> _DATA SUPPLIED_:
— Begin —

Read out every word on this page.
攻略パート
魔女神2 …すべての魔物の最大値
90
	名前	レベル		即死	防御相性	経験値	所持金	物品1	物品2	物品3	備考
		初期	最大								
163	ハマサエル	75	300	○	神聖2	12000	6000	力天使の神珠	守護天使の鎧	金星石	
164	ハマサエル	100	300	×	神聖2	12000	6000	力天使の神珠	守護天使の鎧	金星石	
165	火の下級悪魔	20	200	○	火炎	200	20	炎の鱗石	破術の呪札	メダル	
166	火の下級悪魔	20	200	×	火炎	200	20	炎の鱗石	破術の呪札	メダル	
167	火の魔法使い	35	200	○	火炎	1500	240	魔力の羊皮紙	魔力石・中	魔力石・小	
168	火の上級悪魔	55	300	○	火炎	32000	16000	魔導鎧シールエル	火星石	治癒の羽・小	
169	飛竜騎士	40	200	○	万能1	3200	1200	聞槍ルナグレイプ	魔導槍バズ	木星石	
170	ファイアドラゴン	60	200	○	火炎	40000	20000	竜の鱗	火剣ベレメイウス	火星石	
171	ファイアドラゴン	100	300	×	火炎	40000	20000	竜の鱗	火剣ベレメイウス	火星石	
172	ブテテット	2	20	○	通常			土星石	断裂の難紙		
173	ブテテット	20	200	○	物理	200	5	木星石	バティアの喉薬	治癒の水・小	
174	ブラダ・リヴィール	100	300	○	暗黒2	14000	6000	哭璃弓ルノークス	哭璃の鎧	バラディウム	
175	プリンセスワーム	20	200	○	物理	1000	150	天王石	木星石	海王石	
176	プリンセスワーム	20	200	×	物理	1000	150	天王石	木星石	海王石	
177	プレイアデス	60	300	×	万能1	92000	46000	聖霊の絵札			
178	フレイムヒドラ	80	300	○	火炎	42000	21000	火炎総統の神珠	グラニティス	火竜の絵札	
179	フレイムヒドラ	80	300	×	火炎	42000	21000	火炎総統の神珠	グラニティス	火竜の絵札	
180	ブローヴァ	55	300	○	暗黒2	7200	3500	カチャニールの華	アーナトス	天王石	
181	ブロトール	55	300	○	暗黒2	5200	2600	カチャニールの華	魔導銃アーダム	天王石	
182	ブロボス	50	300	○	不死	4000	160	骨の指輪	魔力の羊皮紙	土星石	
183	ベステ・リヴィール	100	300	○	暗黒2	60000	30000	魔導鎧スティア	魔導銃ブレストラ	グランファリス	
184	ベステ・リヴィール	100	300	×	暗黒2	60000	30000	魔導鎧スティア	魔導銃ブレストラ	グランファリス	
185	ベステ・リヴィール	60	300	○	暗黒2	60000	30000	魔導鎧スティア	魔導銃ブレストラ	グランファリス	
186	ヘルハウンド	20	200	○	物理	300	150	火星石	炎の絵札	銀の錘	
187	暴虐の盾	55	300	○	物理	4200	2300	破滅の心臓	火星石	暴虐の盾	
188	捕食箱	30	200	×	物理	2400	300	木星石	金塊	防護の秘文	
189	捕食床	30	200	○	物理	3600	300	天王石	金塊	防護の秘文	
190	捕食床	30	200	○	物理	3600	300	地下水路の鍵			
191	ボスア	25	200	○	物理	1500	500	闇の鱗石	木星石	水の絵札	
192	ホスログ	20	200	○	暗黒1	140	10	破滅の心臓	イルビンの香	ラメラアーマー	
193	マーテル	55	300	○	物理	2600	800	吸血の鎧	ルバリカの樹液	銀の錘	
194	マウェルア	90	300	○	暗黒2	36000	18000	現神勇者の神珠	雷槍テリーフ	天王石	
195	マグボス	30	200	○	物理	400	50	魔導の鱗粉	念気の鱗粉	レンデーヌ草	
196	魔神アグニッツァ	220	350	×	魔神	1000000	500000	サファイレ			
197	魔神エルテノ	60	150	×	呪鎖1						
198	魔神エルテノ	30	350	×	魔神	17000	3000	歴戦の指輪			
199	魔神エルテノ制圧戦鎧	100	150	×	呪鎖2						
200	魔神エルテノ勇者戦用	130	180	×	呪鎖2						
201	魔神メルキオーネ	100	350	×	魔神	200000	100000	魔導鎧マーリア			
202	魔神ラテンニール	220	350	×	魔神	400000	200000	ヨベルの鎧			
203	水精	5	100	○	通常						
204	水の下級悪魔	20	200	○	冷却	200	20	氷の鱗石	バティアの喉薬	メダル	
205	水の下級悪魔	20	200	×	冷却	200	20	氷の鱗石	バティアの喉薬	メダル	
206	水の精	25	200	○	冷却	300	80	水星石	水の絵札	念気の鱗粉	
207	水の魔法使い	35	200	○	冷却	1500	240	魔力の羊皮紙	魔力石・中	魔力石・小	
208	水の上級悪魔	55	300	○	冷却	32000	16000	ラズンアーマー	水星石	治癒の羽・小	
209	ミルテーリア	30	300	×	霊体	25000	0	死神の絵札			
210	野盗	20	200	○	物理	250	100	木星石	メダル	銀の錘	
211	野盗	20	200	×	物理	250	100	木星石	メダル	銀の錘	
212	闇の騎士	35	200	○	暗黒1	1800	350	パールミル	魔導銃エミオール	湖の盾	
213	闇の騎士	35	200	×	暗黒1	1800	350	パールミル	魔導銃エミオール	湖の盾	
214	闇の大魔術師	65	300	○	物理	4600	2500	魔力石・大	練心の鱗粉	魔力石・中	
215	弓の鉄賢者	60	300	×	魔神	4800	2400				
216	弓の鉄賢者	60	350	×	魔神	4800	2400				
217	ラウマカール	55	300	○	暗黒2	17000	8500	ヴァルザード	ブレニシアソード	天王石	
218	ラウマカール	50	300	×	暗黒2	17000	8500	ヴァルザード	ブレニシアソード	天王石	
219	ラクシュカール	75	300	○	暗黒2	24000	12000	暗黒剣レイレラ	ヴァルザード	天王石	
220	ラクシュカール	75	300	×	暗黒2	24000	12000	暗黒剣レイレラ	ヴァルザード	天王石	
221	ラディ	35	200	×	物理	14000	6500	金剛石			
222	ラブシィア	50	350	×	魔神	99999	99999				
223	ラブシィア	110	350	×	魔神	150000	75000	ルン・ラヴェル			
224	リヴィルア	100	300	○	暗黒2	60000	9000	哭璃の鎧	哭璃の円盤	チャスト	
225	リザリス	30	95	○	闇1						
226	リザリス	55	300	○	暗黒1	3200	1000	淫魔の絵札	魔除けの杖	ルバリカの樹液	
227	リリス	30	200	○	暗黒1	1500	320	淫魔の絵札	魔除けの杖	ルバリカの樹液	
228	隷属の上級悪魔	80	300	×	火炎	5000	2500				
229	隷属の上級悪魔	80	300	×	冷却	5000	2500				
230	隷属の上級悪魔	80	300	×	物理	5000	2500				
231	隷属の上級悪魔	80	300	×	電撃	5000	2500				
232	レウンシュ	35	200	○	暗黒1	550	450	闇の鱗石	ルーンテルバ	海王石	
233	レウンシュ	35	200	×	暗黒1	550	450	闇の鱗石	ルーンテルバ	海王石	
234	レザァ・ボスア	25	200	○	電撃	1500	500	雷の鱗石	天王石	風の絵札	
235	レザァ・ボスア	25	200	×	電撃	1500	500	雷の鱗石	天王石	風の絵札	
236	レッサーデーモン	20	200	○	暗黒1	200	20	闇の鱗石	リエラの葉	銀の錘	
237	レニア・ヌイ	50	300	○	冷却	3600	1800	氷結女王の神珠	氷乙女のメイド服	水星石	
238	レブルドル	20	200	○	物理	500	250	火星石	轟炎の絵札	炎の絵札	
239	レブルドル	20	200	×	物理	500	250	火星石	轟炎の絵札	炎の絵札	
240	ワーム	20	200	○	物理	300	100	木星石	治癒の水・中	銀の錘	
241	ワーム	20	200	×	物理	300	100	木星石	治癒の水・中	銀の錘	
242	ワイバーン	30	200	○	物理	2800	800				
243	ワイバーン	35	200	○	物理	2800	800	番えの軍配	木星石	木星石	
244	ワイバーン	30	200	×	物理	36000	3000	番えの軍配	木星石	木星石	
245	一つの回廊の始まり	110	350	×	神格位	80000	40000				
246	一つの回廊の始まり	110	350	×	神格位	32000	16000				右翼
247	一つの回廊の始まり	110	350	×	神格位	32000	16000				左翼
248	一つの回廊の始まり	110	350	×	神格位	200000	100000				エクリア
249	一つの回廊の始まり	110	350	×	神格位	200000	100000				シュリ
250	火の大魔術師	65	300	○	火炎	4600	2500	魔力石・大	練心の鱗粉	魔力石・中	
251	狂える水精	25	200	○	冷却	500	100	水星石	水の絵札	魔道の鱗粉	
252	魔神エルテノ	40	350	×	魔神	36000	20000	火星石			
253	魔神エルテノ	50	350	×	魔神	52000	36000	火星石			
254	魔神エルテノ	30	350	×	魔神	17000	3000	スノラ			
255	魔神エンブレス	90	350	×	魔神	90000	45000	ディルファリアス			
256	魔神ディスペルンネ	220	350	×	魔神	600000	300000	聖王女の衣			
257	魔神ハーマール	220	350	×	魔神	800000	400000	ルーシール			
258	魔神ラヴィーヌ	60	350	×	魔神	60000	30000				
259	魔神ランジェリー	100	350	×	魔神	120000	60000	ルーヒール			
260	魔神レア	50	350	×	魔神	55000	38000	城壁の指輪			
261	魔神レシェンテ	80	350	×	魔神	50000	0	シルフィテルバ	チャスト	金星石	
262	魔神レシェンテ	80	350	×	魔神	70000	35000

— End —

> _EXERCISE AIM_:
Collect the lines that hold "治癒の水".

> _TASK OUTPUT_:
173	ブテテット	20	200	○	物理	200	5	木星石	バティアの喉薬	治癒の水・小	
240	ワーム	20	200	○	物理	300	100	木星石	治癒の水・中	銀の錘	
241	ワーム	20	200	×	物理	300	100	木星石	治癒の水・中	銀の錘	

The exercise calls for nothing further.